Task statement:
Output every record word for word.

Provided data:
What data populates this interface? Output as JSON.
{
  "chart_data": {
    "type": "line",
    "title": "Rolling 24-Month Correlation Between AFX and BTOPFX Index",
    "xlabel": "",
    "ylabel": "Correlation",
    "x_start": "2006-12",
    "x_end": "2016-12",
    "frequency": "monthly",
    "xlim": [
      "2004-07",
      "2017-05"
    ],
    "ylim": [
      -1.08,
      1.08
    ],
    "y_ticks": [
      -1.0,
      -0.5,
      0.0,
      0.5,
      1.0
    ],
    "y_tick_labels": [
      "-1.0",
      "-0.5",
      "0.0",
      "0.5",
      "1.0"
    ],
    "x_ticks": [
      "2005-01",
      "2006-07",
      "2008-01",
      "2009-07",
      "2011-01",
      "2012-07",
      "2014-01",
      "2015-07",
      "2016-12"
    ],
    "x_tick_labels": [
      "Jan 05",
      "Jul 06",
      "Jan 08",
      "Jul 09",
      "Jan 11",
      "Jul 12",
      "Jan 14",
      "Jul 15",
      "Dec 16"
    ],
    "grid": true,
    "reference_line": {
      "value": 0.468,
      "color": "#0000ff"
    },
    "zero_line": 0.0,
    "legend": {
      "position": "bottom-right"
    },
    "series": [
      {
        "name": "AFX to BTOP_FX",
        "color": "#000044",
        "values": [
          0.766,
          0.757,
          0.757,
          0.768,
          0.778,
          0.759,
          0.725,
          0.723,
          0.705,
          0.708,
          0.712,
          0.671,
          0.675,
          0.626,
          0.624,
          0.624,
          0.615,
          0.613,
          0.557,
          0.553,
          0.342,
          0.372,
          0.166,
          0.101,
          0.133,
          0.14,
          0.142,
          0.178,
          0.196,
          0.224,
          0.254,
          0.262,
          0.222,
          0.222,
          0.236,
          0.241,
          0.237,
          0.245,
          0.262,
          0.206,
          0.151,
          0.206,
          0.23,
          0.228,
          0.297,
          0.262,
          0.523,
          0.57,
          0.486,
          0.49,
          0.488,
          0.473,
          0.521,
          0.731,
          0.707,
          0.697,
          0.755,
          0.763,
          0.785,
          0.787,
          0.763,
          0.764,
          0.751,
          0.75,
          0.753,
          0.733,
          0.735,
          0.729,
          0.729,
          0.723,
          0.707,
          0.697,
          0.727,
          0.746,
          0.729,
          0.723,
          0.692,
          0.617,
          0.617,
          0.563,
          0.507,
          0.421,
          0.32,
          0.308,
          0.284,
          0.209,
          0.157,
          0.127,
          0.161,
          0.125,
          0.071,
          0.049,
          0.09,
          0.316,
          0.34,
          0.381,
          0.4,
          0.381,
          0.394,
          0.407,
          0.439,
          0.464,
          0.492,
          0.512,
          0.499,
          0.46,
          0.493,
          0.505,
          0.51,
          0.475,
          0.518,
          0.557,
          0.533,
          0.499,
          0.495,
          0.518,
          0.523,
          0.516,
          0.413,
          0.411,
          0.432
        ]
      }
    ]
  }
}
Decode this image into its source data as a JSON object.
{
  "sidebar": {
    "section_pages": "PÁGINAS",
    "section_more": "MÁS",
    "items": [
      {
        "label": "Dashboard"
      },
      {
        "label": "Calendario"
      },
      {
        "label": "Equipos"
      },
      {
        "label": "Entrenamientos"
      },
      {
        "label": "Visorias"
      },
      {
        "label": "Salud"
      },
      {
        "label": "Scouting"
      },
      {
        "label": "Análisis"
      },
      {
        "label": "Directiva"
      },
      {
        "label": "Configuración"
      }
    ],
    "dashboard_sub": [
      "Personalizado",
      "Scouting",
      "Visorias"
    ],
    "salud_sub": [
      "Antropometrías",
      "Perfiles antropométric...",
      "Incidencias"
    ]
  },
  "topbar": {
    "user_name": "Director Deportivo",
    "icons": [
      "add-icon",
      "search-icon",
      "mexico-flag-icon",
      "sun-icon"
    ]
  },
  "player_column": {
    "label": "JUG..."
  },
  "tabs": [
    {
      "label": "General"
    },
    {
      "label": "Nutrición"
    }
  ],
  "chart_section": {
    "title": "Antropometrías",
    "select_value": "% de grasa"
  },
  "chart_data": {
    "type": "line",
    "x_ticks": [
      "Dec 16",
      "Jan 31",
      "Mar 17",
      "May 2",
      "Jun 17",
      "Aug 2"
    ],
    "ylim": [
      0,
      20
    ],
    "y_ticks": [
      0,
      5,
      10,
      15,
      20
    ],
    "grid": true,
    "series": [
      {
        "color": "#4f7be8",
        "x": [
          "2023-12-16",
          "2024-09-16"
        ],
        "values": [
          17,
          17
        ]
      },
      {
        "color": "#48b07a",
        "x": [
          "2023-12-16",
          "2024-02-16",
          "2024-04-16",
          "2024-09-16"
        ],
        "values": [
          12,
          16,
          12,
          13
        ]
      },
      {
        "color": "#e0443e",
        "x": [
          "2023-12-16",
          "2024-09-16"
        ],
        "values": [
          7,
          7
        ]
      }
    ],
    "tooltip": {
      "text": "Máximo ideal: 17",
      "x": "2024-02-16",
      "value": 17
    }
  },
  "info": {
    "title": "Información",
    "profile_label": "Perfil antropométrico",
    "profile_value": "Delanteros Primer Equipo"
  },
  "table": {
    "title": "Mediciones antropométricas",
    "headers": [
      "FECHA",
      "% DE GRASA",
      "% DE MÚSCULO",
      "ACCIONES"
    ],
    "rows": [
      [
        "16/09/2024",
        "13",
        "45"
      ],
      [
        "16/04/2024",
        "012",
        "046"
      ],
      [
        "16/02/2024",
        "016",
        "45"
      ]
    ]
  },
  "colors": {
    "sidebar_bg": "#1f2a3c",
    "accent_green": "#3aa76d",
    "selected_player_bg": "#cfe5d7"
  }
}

The completed task:
What data populates this interface? Output as JSON.
{
  "chart_data": {
    "type": "line",
    "title": "Rolling 24-Month Correlation Between AFX and BTOPFX Index",
    "xlabel": "",
    "ylabel": "Correlation",
    "x_start": "2006-12",
    "x_end": "2016-12",
    "frequency": "monthly",
    "xlim": [
      "2004-07",
      "2017-05"
    ],
    "ylim": [
      -1.08,
      1.08
    ],
    "y_ticks": [
      -1.0,
      -0.5,
      0.0,
      0.5,
      1.0
    ],
    "y_tick_labels": [
      "-1.0",
      "-0.5",
      "0.0",
      "0.5",
      "1.0"
    ],
    "x_ticks": [
      "2005-01",
      "2006-07",
      "2008-01",
      "2009-07",
      "2011-01",
      "2012-07",
      "2014-01",
      "2015-07",
      "2016-12"
    ],
    "x_tick_labels": [
      "Jan 05",
      "Jul 06",
      "Jan 08",
      "Jul 09",
      "Jan 11",
      "Jul 12",
      "Jan 14",
      "Jul 15",
      "Dec 16"
    ],
    "grid": true,
    "reference_line": {
      "value": 0.468,
      "color": "#0000ff"
    },
    "zero_line": 0.0,
    "legend": {
      "position": "bottom-right"
    },
    "series": [
      {
        "name": "AFX to BTOP_FX",
        "color": "#000044",
        "values": [
          0.766,
          0.757,
          0.757,
          0.768,
          0.778,
          0.759,
          0.725,
          0.723,
          0.705,
          0.708,
          0.712,
          0.671,
          0.675,
          0.626,
          0.624,
          0.624,
          0.615,
          0.613,
          0.557,
          0.553,
          0.342,
          0.372,
          0.166,
          0.101,
          0.133,
          0.14,
          0.142,
          0.178,
          0.196,
          0.224,
          0.254,
          0.262,
          0.222,
          0.222,
          0.236,
          0.241,
          0.237,
          0.245,
          0.262,
          0.206,
          0.151,
          0.206,
          0.23,
          0.228,
          0.297,
          0.262,
          0.523,
          0.57,
          0.486,
          0.49,
          0.488,
          0.473,
          0.521,
          0.731,
          0.707,
          0.697,
          0.755,
          0.763,
          0.785,
          0.787,
          0.763,
          0.764,
          0.751,
          0.75,
          0.753,
          0.733,
          0.735,
          0.729,
          0.729,
          0.723,
          0.707,
          0.697,
          0.727,
          0.746,
          0.729,
          0.723,
          0.692,
          0.617,
          0.617,
          0.563,
          0.507,
          0.421,
          0.32,
          0.308,
          0.284,
          0.209,
          0.157,
          0.127,
          0.161,
          0.125,
          0.071,
          0.049,
          0.09,
          0.316,
          0.34,
          0.381,
          0.4,
          0.381,
          0.394,
          0.407,
          0.439,
          0.464,
          0.492,
          0.512,
          0.499,
          0.46,
          0.493,
          0.505,
          0.51,
          0.475,
          0.518,
          0.557,
          0.533,
          0.499,
          0.495,
          0.518,
          0.523,
          0.516,
          0.413,
          0.411,
          0.432
        ]
      }
    ]
  }
}
Decode this image into its source data as a JSON object.
{
  "sidebar": {
    "section_pages": "PÁGINAS",
    "section_more": "MÁS",
    "items": [
      {
        "label": "Dashboard"
      },
      {
        "label": "Calendario"
      },
      {
        "label": "Equipos"
      },
      {
        "label": "Entrenamientos"
      },
      {
        "label": "Visorias"
      },
      {
        "label": "Salud"
      },
      {
        "label": "Scouting"
      },
      {
        "label": "Análisis"
      },
      {
        "label": "Directiva"
      },
      {
        "label": "Configuración"
      }
    ],
    "dashboard_sub": [
      "Personalizado",
      "Scouting",
      "Visorias"
    ],
    "salud_sub": [
      "Antropometrías",
      "Perfiles antropométric...",
      "Incidencias"
    ]
  },
  "topbar": {
    "user_name": "Director Deportivo",
    "icons": [
      "add-icon",
      "search-icon",
      "mexico-flag-icon",
      "sun-icon"
    ]
  },
  "player_column": {
    "label": "JUG..."
  },
  "tabs": [
    {
      "label": "General"
    },
    {
      "label": "Nutrición"
    }
  ],
  "chart_section": {
    "title": "Antropometrías",
    "select_value": "% de grasa"
  },
  "chart_data": {
    "type": "line",
    "x_ticks": [
      "Dec 16",
      "Jan 31",
      "Mar 17",
      "May 2",
      "Jun 17",
      "Aug 2"
    ],
    "ylim": [
      0,
      20
    ],
    "y_ticks": [
      0,
      5,
      10,
      15,
      20
    ],
    "grid": true,
    "series": [
      {
        "color": "#4f7be8",
        "x": [
          "2023-12-16",
          "2024-09-16"
        ],
        "values": [
          17,
          17
        ]
      },
      {
        "color": "#48b07a",
        "x": [
          "2023-12-16",
          "2024-02-16",
          "2024-04-16",
          "2024-09-16"
        ],
        "values": [
          12,
          16,
          12,
          13
        ]
      },
      {
        "color": "#e0443e",
        "x": [
          "2023-12-16",
          "2024-09-16"
        ],
        "values": [
          7,
          7
        ]
      }
    ],
    "tooltip": {
      "text": "Máximo ideal: 17",
      "x": "2024-02-16",
      "value": 17
    }
  },
  "info": {
    "title": "Información",
    "profile_label": "Perfil antropométrico",
    "profile_value": "Delanteros Primer Equipo"
  },
  "table": {
    "title": "Mediciones antropométricas",
    "headers": [
      "FECHA",
      "% DE GRASA",
      "% DE MÚSCULO",
      "ACCIONES"
    ],
    "rows": [
      [
        "16/09/2024",
        "13",
        "45"
      ],
      [
        "16/04/2024",
        "012",
        "046"
      ],
      [
        "16/02/2024",
        "016",
        "45"
      ]
    ]
  },
  "colors": {
    "sidebar_bg": "#1f2a3c",
    "accent_green": "#3aa76d",
    "selected_player_bg": "#cfe5d7"
  }
}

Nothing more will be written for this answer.